(Items from a data source)
━━━━━━

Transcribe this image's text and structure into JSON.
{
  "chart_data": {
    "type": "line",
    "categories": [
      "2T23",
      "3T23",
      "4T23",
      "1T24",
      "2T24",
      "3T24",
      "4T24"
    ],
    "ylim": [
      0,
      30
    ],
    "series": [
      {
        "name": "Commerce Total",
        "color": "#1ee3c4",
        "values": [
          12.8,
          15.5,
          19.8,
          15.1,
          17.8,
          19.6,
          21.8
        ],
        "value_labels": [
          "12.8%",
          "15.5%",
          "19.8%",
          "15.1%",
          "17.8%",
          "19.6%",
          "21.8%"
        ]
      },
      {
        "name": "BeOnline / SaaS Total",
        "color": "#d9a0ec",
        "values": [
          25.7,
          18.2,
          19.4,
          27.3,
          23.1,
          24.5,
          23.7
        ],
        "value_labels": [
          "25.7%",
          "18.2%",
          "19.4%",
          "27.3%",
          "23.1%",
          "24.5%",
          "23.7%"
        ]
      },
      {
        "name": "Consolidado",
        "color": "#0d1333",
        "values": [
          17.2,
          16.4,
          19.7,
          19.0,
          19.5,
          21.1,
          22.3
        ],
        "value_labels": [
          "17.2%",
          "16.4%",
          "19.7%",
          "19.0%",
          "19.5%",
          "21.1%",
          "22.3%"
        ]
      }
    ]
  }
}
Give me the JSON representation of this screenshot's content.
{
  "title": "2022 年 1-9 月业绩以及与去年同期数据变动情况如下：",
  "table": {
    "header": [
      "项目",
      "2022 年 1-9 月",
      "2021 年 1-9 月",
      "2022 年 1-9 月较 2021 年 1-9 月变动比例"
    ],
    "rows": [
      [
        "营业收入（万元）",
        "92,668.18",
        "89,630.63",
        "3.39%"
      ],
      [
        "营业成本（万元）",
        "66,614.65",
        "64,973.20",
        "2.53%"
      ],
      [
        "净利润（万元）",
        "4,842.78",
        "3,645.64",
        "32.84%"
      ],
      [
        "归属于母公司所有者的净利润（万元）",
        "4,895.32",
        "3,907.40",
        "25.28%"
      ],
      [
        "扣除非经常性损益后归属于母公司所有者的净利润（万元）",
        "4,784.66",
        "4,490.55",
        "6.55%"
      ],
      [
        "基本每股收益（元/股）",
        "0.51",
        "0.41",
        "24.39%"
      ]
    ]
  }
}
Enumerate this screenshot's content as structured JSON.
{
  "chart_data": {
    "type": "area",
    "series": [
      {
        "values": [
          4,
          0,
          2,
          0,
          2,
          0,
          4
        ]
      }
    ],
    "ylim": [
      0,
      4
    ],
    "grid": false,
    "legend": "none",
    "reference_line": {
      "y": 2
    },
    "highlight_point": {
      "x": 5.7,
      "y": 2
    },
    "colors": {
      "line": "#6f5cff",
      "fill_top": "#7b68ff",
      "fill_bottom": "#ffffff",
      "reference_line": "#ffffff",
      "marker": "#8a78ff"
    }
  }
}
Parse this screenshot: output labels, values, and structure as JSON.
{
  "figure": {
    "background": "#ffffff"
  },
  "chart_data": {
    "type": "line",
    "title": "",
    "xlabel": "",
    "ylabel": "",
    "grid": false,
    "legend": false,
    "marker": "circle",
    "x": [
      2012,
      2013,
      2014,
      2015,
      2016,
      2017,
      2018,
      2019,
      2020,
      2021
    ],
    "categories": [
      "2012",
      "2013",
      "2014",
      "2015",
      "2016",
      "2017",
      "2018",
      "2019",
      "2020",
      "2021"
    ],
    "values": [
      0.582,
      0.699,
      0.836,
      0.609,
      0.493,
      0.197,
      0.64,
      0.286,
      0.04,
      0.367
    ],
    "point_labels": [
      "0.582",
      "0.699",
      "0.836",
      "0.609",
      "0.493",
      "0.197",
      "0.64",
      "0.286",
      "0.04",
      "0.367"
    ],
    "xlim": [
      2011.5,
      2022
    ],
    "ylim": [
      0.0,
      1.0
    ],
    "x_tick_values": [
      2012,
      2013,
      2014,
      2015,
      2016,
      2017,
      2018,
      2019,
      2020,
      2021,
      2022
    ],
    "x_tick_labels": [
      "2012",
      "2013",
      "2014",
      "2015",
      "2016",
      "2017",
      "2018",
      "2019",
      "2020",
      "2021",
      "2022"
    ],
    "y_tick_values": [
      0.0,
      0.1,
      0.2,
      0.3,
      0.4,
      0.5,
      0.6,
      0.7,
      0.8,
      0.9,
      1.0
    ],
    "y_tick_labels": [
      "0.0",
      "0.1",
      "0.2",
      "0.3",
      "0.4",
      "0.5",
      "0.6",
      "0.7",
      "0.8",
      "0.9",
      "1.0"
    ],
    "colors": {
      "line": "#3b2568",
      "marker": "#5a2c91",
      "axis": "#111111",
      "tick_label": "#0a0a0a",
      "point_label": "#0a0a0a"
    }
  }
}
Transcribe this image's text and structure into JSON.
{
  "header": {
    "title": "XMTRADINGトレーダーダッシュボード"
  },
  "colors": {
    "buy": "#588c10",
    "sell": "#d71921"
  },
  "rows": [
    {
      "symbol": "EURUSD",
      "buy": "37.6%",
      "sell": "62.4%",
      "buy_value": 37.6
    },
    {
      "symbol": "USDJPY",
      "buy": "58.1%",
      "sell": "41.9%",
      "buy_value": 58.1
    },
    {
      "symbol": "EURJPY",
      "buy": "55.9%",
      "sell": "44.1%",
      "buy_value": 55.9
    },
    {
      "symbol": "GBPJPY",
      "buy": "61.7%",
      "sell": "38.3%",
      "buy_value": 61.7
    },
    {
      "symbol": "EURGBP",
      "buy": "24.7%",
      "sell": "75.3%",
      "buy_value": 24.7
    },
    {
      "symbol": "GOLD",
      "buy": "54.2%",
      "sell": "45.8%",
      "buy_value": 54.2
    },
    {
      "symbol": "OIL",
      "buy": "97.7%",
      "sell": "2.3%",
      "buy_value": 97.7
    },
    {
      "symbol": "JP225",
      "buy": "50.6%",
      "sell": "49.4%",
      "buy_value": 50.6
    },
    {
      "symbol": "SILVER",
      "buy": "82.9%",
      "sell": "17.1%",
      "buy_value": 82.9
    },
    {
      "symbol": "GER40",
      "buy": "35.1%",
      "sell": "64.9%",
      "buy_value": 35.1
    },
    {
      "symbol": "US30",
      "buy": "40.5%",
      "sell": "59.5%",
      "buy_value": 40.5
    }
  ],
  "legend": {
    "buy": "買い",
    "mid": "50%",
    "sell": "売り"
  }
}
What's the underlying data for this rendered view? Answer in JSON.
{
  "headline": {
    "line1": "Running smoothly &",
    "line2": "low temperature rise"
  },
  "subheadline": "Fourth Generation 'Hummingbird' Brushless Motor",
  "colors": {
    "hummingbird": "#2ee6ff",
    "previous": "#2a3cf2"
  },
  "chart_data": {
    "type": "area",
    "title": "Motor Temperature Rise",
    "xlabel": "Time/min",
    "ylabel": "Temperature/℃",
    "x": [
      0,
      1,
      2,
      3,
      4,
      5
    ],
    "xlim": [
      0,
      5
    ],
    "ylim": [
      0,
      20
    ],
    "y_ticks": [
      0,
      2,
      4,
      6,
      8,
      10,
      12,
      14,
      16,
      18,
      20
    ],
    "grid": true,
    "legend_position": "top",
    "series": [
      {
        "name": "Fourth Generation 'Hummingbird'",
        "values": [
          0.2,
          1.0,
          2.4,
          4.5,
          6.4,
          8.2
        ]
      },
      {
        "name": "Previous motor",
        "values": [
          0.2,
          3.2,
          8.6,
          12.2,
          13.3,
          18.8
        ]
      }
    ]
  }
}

━━━━━━

Problem details » Set down every line of the listing above again, exactly as given.

Exercise response »
Transcribe this image's text and structure into JSON.
{
  "chart_data": {
    "type": "line",
    "categories": [
      "2T23",
      "3T23",
      "4T23",
      "1T24",
      "2T24",
      "3T24",
      "4T24"
    ],
    "ylim": [
      0,
      30
    ],
    "series": [
      {
        "name": "Commerce Total",
        "color": "#1ee3c4",
        "values": [
          12.8,
          15.5,
          19.8,
          15.1,
          17.8,
          19.6,
          21.8
        ],
        "value_labels": [
          "12.8%",
          "15.5%",
          "19.8%",
          "15.1%",
          "17.8%",
          "19.6%",
          "21.8%"
        ]
      },
      {
        "name": "BeOnline / SaaS Total",
        "color": "#d9a0ec",
        "values": [
          25.7,
          18.2,
          19.4,
          27.3,
          23.1,
          24.5,
          23.7
        ],
        "value_labels": [
          "25.7%",
          "18.2%",
          "19.4%",
          "27.3%",
          "23.1%",
          "24.5%",
          "23.7%"
        ]
      },
      {
        "name": "Consolidado",
        "color": "#0d1333",
        "values": [
          17.2,
          16.4,
          19.7,
          19.0,
          19.5,
          21.1,
          22.3
        ],
        "value_labels": [
          "17.2%",
          "16.4%",
          "19.7%",
          "19.0%",
          "19.5%",
          "21.1%",
          "22.3%"
        ]
      }
    ]
  }
}
Give me the JSON representation of this screenshot's content.
{
  "title": "2022 年 1-9 月业绩以及与去年同期数据变动情况如下：",
  "table": {
    "header": [
      "项目",
      "2022 年 1-9 月",
      "2021 年 1-9 月",
      "2022 年 1-9 月较 2021 年 1-9 月变动比例"
    ],
    "rows": [
      [
        "营业收入（万元）",
        "92,668.18",
        "89,630.63",
        "3.39%"
      ],
      [
        "营业成本（万元）",
        "66,614.65",
        "64,973.20",
        "2.53%"
      ],
      [
        "净利润（万元）",
        "4,842.78",
        "3,645.64",
        "32.84%"
      ],
      [
        "归属于母公司所有者的净利润（万元）",
        "4,895.32",
        "3,907.40",
        "25.28%"
      ],
      [
        "扣除非经常性损益后归属于母公司所有者的净利润（万元）",
        "4,784.66",
        "4,490.55",
        "6.55%"
      ],
      [
        "基本每股收益（元/股）",
        "0.51",
        "0.41",
        "24.39%"
      ]
    ]
  }
}
Enumerate this screenshot's content as structured JSON.
{
  "chart_data": {
    "type": "area",
    "series": [
      {
        "values": [
          4,
          0,
          2,
          0,
          2,
          0,
          4
        ]
      }
    ],
    "ylim": [
      0,
      4
    ],
    "grid": false,
    "legend": "none",
    "reference_line": {
      "y": 2
    },
    "highlight_point": {
      "x": 5.7,
      "y": 2
    },
    "colors": {
      "line": "#6f5cff",
      "fill_top": "#7b68ff",
      "fill_bottom": "#ffffff",
      "reference_line": "#ffffff",
      "marker": "#8a78ff"
    }
  }
}
Parse this screenshot: output labels, values, and structure as JSON.
{
  "figure": {
    "background": "#ffffff"
  },
  "chart_data": {
    "type": "line",
    "title": "",
    "xlabel": "",
    "ylabel": "",
    "grid": false,
    "legend": false,
    "marker": "circle",
    "x": [
      2012,
      2013,
      2014,
      2015,
      2016,
      2017,
      2018,
      2019,
      2020,
      2021
    ],
    "categories": [
      "2012",
      "2013",
      "2014",
      "2015",
      "2016",
      "2017",
      "2018",
      "2019",
      "2020",
      "2021"
    ],
    "values": [
      0.582,
      0.699,
      0.836,
      0.609,
      0.493,
      0.197,
      0.64,
      0.286,
      0.04,
      0.367
    ],
    "point_labels": [
      "0.582",
      "0.699",
      "0.836",
      "0.609",
      "0.493",
      "0.197",
      "0.64",
      "0.286",
      "0.04",
      "0.367"
    ],
    "xlim": [
      2011.5,
      2022
    ],
    "ylim": [
      0.0,
      1.0
    ],
    "x_tick_values": [
      2012,
      2013,
      2014,
      2015,
      2016,
      2017,
      2018,
      2019,
      2020,
      2021,
      2022
    ],
    "x_tick_labels": [
      "2012",
      "2013",
      "2014",
      "2015",
      "2016",
      "2017",
      "2018",
      "2019",
      "2020",
      "2021",
      "2022"
    ],
    "y_tick_values": [
      0.0,
      0.1,
      0.2,
      0.3,
      0.4,
      0.5,
      0.6,
      0.7,
      0.8,
      0.9,
      1.0
    ],
    "y_tick_labels": [
      "0.0",
      "0.1",
      "0.2",
      "0.3",
      "0.4",
      "0.5",
      "0.6",
      "0.7",
      "0.8",
      "0.9",
      "1.0"
    ],
    "colors": {
      "line": "#3b2568",
      "marker": "#5a2c91",
      "axis": "#111111",
      "tick_label": "#0a0a0a",
      "point_label": "#0a0a0a"
    }
  }
}
Transcribe this image's text and structure into JSON.
{
  "header": {
    "title": "XMTRADINGトレーダーダッシュボード"
  },
  "colors": {
    "buy": "#588c10",
    "sell": "#d71921"
  },
  "rows": [
    {
      "symbol": "EURUSD",
      "buy": "37.6%",
      "sell": "62.4%",
      "buy_value": 37.6
    },
    {
      "symbol": "USDJPY",
      "buy": "58.1%",
      "sell": "41.9%",
      "buy_value": 58.1
    },
    {
      "symbol": "EURJPY",
      "buy": "55.9%",
      "sell": "44.1%",
      "buy_value": 55.9
    },
    {
      "symbol": "GBPJPY",
      "buy": "61.7%",
      "sell": "38.3%",
      "buy_value": 61.7
    },
    {
      "symbol": "EURGBP",
      "buy": "24.7%",
      "sell": "75.3%",
      "buy_value": 24.7
    },
    {
      "symbol": "GOLD",
      "buy": "54.2%",
      "sell": "45.8%",
      "buy_value": 54.2
    },
    {
      "symbol": "OIL",
      "buy": "97.7%",
      "sell": "2.3%",
      "buy_value": 97.7
    },
    {
      "symbol": "JP225",
      "buy": "50.6%",
      "sell": "49.4%",
      "buy_value": 50.6
    },
    {
      "symbol": "SILVER",
      "buy": "82.9%",
      "sell": "17.1%",
      "buy_value": 82.9
    },
    {
      "symbol": "GER40",
      "buy": "35.1%",
      "sell": "64.9%",
      "buy_value": 35.1
    },
    {
      "symbol": "US30",
      "buy": "40.5%",
      "sell": "59.5%",
      "buy_value": 40.5
    }
  ],
  "legend": {
    "buy": "買い",
    "mid": "50%",
    "sell": "売り"
  }
}
What's the underlying data for this rendered view? Answer in JSON.
{
  "headline": {
    "line1": "Running smoothly &",
    "line2": "low temperature rise"
  },
  "subheadline": "Fourth Generation 'Hummingbird' Brushless Motor",
  "colors": {
    "hummingbird": "#2ee6ff",
    "previous": "#2a3cf2"
  },
  "chart_data": {
    "type": "area",
    "title": "Motor Temperature Rise",
    "xlabel": "Time/min",
    "ylabel": "Temperature/℃",
    "x": [
      0,
      1,
      2,
      3,
      4,
      5
    ],
    "xlim": [
      0,
      5
    ],
    "ylim": [
      0,
      20
    ],
    "y_ticks": [
      0,
      2,
      4,
      6,
      8,
      10,
      12,
      14,
      16,
      18,
      20
    ],
    "grid": true,
    "legend_position": "top",
    "series": [
      {
        "name": "Fourth Generation 'Hummingbird'",
        "values": [
          0.2,
          1.0,
          2.4,
          4.5,
          6.4,
          8.2
        ]
      },
      {
        "name": "Previous motor",
        "values": [
          0.2,
          3.2,
          8.6,
          12.2,
          13.3,
          18.8
        ]
      }
    ]
  }
}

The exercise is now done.